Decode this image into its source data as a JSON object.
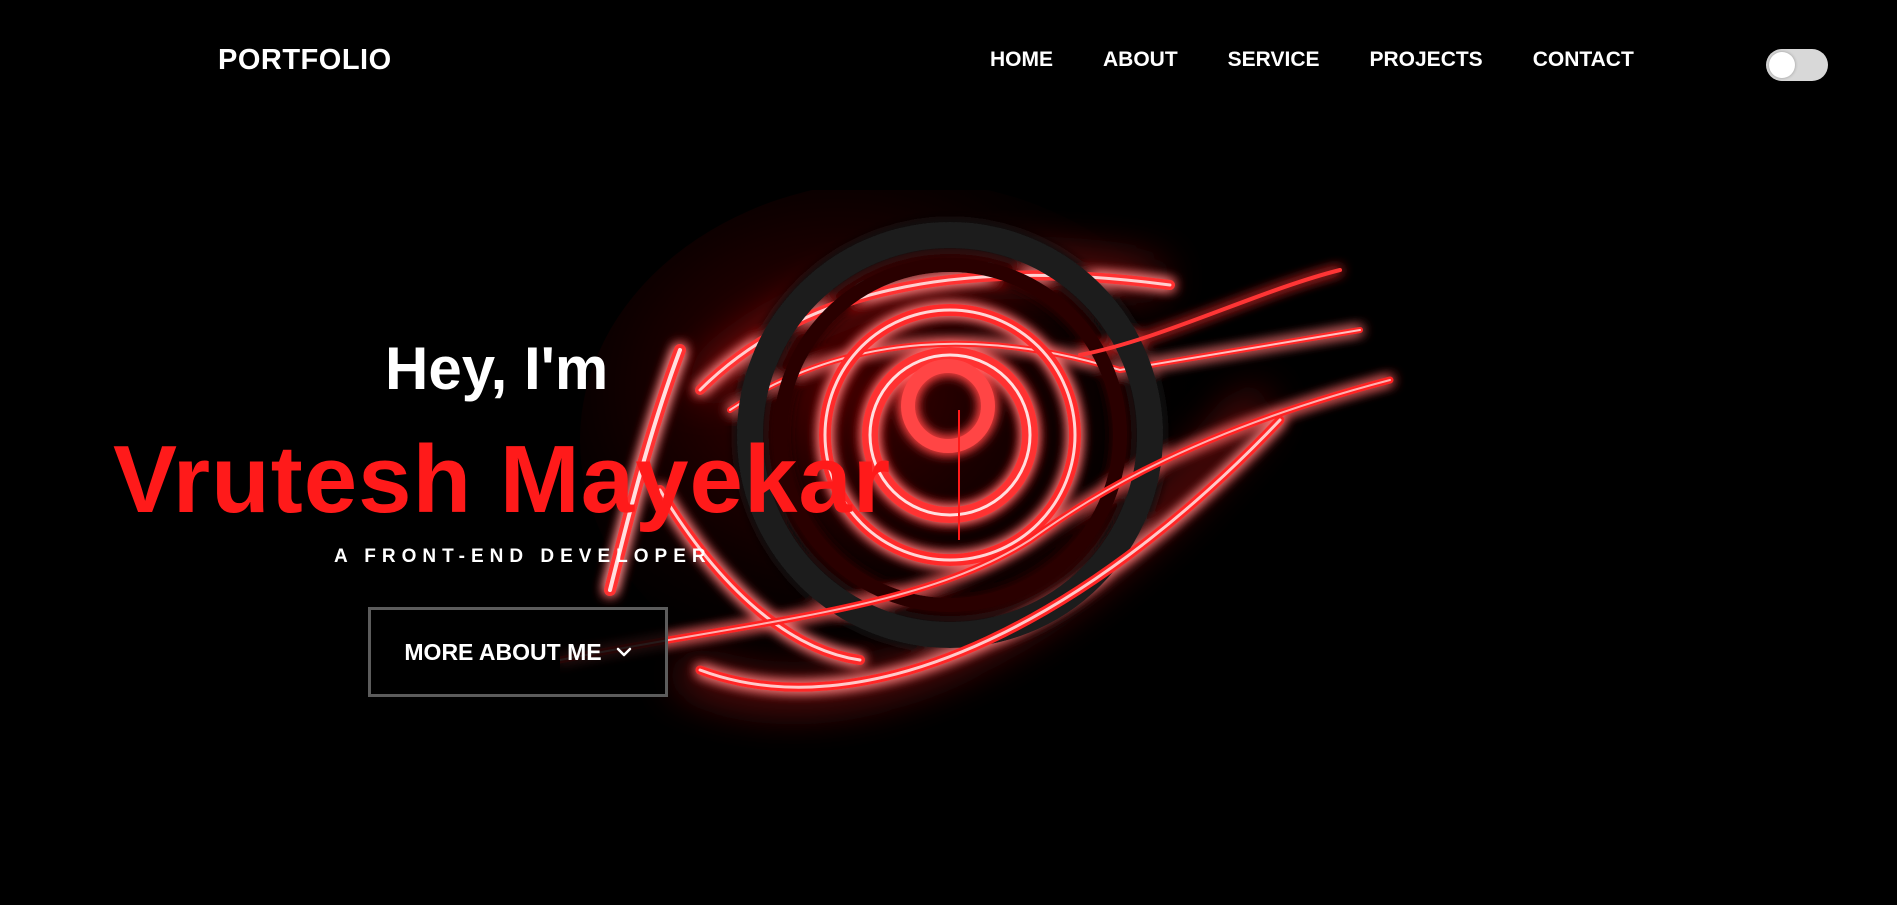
{
  "nav": {
    "logo": "PORTFOLIO",
    "items": [
      {
        "label": "HOME"
      },
      {
        "label": "ABOUT"
      },
      {
        "label": "SERVICE"
      },
      {
        "label": "PROJECTS"
      },
      {
        "label": "CONTACT"
      }
    ],
    "theme_toggle": {
      "icon": "theme-toggle-switch",
      "state": "off"
    }
  },
  "hero": {
    "greeting": "Hey, I'm",
    "name": "Vrutesh Mayekar",
    "subtitle": "A FRONT-END DEVELOPER",
    "cta": {
      "label": "MORE ABOUT ME",
      "icon": "chevron-down-icon"
    }
  },
  "colors": {
    "background": "#000000",
    "accent": "#ff1a1a",
    "text": "#ffffff",
    "button_border": "#5c5c5c"
  }
}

————————

▸ Task goal
Reply with nothing but the number of lines that contain the word "label".

▸ Worked solution
6